### The exercise
Repeat all of the material exactly as given.

Source records:

==*==

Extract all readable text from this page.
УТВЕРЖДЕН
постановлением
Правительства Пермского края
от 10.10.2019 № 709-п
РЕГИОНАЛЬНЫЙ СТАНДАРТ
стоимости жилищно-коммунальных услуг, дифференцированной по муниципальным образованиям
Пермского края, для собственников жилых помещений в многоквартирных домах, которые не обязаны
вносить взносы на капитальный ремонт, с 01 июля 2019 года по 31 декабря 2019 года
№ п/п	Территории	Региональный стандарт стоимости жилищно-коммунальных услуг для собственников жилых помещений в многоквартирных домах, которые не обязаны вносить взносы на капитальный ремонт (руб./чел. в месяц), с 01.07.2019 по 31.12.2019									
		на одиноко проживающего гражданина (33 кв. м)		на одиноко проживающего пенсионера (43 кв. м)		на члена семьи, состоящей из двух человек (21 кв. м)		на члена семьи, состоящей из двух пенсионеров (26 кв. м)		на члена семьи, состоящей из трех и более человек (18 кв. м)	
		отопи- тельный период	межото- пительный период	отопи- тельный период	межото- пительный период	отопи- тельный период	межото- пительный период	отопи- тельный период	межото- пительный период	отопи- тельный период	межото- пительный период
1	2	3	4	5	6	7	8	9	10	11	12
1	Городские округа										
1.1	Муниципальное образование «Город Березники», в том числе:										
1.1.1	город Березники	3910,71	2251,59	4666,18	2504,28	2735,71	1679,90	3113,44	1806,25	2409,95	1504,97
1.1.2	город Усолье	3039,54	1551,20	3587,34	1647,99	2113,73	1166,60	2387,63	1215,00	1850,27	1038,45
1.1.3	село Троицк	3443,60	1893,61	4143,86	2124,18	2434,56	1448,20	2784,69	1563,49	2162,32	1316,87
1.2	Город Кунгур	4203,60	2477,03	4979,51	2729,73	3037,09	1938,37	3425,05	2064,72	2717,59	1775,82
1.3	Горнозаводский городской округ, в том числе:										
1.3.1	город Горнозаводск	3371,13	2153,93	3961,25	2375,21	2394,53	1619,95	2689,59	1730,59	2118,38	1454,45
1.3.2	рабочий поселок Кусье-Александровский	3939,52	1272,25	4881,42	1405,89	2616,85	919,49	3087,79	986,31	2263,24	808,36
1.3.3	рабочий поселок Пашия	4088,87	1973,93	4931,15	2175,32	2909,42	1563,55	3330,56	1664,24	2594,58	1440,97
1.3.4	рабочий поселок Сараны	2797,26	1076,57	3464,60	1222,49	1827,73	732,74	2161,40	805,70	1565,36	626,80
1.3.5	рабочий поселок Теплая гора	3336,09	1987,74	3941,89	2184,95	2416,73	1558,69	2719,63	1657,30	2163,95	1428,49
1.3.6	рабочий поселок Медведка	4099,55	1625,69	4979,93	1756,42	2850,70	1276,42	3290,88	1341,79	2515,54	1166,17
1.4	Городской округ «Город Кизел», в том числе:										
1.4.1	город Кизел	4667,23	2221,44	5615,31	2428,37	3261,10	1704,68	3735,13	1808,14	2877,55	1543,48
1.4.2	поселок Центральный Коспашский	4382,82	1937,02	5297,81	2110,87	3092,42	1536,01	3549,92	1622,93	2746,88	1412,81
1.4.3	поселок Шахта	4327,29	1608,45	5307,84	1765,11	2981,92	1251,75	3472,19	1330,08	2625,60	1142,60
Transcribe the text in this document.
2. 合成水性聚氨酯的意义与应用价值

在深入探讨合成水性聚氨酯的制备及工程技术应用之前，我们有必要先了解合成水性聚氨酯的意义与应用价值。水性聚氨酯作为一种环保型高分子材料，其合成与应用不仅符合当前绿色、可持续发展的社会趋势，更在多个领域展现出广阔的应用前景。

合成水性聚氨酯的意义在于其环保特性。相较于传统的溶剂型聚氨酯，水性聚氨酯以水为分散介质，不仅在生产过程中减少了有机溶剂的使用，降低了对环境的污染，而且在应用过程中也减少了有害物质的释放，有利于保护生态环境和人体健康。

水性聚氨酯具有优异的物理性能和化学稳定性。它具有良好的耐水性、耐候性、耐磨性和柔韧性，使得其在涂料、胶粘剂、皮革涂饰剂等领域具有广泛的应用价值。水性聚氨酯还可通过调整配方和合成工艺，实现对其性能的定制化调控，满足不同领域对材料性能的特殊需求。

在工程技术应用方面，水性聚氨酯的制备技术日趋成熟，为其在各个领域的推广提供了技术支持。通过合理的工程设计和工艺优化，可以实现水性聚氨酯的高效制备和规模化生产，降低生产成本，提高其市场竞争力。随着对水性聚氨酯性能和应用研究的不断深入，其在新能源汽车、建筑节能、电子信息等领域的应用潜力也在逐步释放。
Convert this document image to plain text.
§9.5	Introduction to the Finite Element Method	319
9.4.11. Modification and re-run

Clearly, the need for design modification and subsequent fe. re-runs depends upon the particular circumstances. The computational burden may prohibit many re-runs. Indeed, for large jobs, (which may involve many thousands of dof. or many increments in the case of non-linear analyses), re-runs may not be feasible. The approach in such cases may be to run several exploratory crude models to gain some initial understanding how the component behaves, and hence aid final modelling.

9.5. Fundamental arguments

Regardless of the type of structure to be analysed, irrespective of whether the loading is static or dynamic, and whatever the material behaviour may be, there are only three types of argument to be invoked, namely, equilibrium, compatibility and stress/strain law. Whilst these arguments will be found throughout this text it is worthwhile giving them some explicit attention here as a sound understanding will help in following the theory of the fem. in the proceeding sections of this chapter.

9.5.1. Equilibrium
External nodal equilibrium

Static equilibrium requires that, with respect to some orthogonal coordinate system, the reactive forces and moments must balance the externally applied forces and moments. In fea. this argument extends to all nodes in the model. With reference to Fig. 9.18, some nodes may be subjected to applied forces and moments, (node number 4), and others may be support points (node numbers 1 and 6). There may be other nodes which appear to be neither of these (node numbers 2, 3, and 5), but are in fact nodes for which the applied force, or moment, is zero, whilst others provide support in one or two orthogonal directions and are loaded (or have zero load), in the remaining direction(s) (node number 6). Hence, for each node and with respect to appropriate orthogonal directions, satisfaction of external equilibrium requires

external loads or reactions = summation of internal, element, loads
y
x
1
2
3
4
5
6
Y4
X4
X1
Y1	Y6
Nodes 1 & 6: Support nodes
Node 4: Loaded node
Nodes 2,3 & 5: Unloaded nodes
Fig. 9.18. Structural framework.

==*==

### Answer
Extract all readable text from this page.
УТВЕРЖДЕН
постановлением
Правительства Пермского края
от 10.10.2019 № 709-п
РЕГИОНАЛЬНЫЙ СТАНДАРТ
стоимости жилищно-коммунальных услуг, дифференцированной по муниципальным образованиям
Пермского края, для собственников жилых помещений в многоквартирных домах, которые не обязаны
вносить взносы на капитальный ремонт, с 01 июля 2019 года по 31 декабря 2019 года
№ п/п	Территории	Региональный стандарт стоимости жилищно-коммунальных услуг для собственников жилых помещений в многоквартирных домах, которые не обязаны вносить взносы на капитальный ремонт (руб./чел. в месяц), с 01.07.2019 по 31.12.2019									
		на одиноко проживающего гражданина (33 кв. м)		на одиноко проживающего пенсионера (43 кв. м)		на члена семьи, состоящей из двух человек (21 кв. м)		на члена семьи, состоящей из двух пенсионеров (26 кв. м)		на члена семьи, состоящей из трех и более человек (18 кв. м)	
		отопи- тельный период	межото- пительный период	отопи- тельный период	межото- пительный период	отопи- тельный период	межото- пительный период	отопи- тельный период	межото- пительный период	отопи- тельный период	межото- пительный период
1	2	3	4	5	6	7	8	9	10	11	12
1	Городские округа										
1.1	Муниципальное образование «Город Березники», в том числе:										
1.1.1	город Березники	3910,71	2251,59	4666,18	2504,28	2735,71	1679,90	3113,44	1806,25	2409,95	1504,97
1.1.2	город Усолье	3039,54	1551,20	3587,34	1647,99	2113,73	1166,60	2387,63	1215,00	1850,27	1038,45
1.1.3	село Троицк	3443,60	1893,61	4143,86	2124,18	2434,56	1448,20	2784,69	1563,49	2162,32	1316,87
1.2	Город Кунгур	4203,60	2477,03	4979,51	2729,73	3037,09	1938,37	3425,05	2064,72	2717,59	1775,82
1.3	Горнозаводский городской округ, в том числе:										
1.3.1	город Горнозаводск	3371,13	2153,93	3961,25	2375,21	2394,53	1619,95	2689,59	1730,59	2118,38	1454,45
1.3.2	рабочий поселок Кусье-Александровский	3939,52	1272,25	4881,42	1405,89	2616,85	919,49	3087,79	986,31	2263,24	808,36
1.3.3	рабочий поселок Пашия	4088,87	1973,93	4931,15	2175,32	2909,42	1563,55	3330,56	1664,24	2594,58	1440,97
1.3.4	рабочий поселок Сараны	2797,26	1076,57	3464,60	1222,49	1827,73	732,74	2161,40	805,70	1565,36	626,80
1.3.5	рабочий поселок Теплая гора	3336,09	1987,74	3941,89	2184,95	2416,73	1558,69	2719,63	1657,30	2163,95	1428,49
1.3.6	рабочий поселок Медведка	4099,55	1625,69	4979,93	1756,42	2850,70	1276,42	3290,88	1341,79	2515,54	1166,17
1.4	Городской округ «Город Кизел», в том числе:										
1.4.1	город Кизел	4667,23	2221,44	5615,31	2428,37	3261,10	1704,68	3735,13	1808,14	2877,55	1543,48
1.4.2	поселок Центральный Коспашский	4382,82	1937,02	5297,81	2110,87	3092,42	1536,01	3549,92	1622,93	2746,88	1412,81
1.4.3	поселок Шахта	4327,29	1608,45	5307,84	1765,11	2981,92	1251,75	3472,19	1330,08	2625,60	1142,60
Transcribe the text in this document.
2. 合成水性聚氨酯的意义与应用价值

在深入探讨合成水性聚氨酯的制备及工程技术应用之前，我们有必要先了解合成水性聚氨酯的意义与应用价值。水性聚氨酯作为一种环保型高分子材料，其合成与应用不仅符合当前绿色、可持续发展的社会趋势，更在多个领域展现出广阔的应用前景。

合成水性聚氨酯的意义在于其环保特性。相较于传统的溶剂型聚氨酯，水性聚氨酯以水为分散介质，不仅在生产过程中减少了有机溶剂的使用，降低了对环境的污染，而且在应用过程中也减少了有害物质的释放，有利于保护生态环境和人体健康。

水性聚氨酯具有优异的物理性能和化学稳定性。它具有良好的耐水性、耐候性、耐磨性和柔韧性，使得其在涂料、胶粘剂、皮革涂饰剂等领域具有广泛的应用价值。水性聚氨酯还可通过调整配方和合成工艺，实现对其性能的定制化调控，满足不同领域对材料性能的特殊需求。

在工程技术应用方面，水性聚氨酯的制备技术日趋成熟，为其在各个领域的推广提供了技术支持。通过合理的工程设计和工艺优化，可以实现水性聚氨酯的高效制备和规模化生产，降低生产成本，提高其市场竞争力。随着对水性聚氨酯性能和应用研究的不断深入，其在新能源汽车、建筑节能、电子信息等领域的应用潜力也在逐步释放。
Convert this document image to plain text.
§9.5	Introduction to the Finite Element Method	319
9.4.11. Modification and re-run

Clearly, the need for design modification and subsequent fe. re-runs depends upon the particular circumstances. The computational burden may prohibit many re-runs. Indeed, for large jobs, (which may involve many thousands of dof. or many increments in the case of non-linear analyses), re-runs may not be feasible. The approach in such cases may be to run several exploratory crude models to gain some initial understanding how the component behaves, and hence aid final modelling.

9.5. Fundamental arguments

Regardless of the type of structure to be analysed, irrespective of whether the loading is static or dynamic, and whatever the material behaviour may be, there are only three types of argument to be invoked, namely, equilibrium, compatibility and stress/strain law. Whilst these arguments will be found throughout this text it is worthwhile giving them some explicit attention here as a sound understanding will help in following the theory of the fem. in the proceeding sections of this chapter.

9.5.1. Equilibrium
External nodal equilibrium

Static equilibrium requires that, with respect to some orthogonal coordinate system, the reactive forces and moments must balance the externally applied forces and moments. In fea. this argument extends to all nodes in the model. With reference to Fig. 9.18, some nodes may be subjected to applied forces and moments, (node number 4), and others may be support points (node numbers 1 and 6). There may be other nodes which appear to be neither of these (node numbers 2, 3, and 5), but are in fact nodes for which the applied force, or moment, is zero, whilst others provide support in one or two orthogonal directions and are loaded (or have zero load), in the remaining direction(s) (node number 6). Hence, for each node and with respect to appropriate orthogonal directions, satisfaction of external equilibrium requires

external loads or reactions = summation of internal, element, loads
y
x
1
2
3
4
5
6
Y4
X4
X1
Y1	Y6
Nodes 1 & 6: Support nodes
Node 4: Loaded node
Nodes 2,3 & 5: Unloaded nodes
Fig. 9.18. Structural framework.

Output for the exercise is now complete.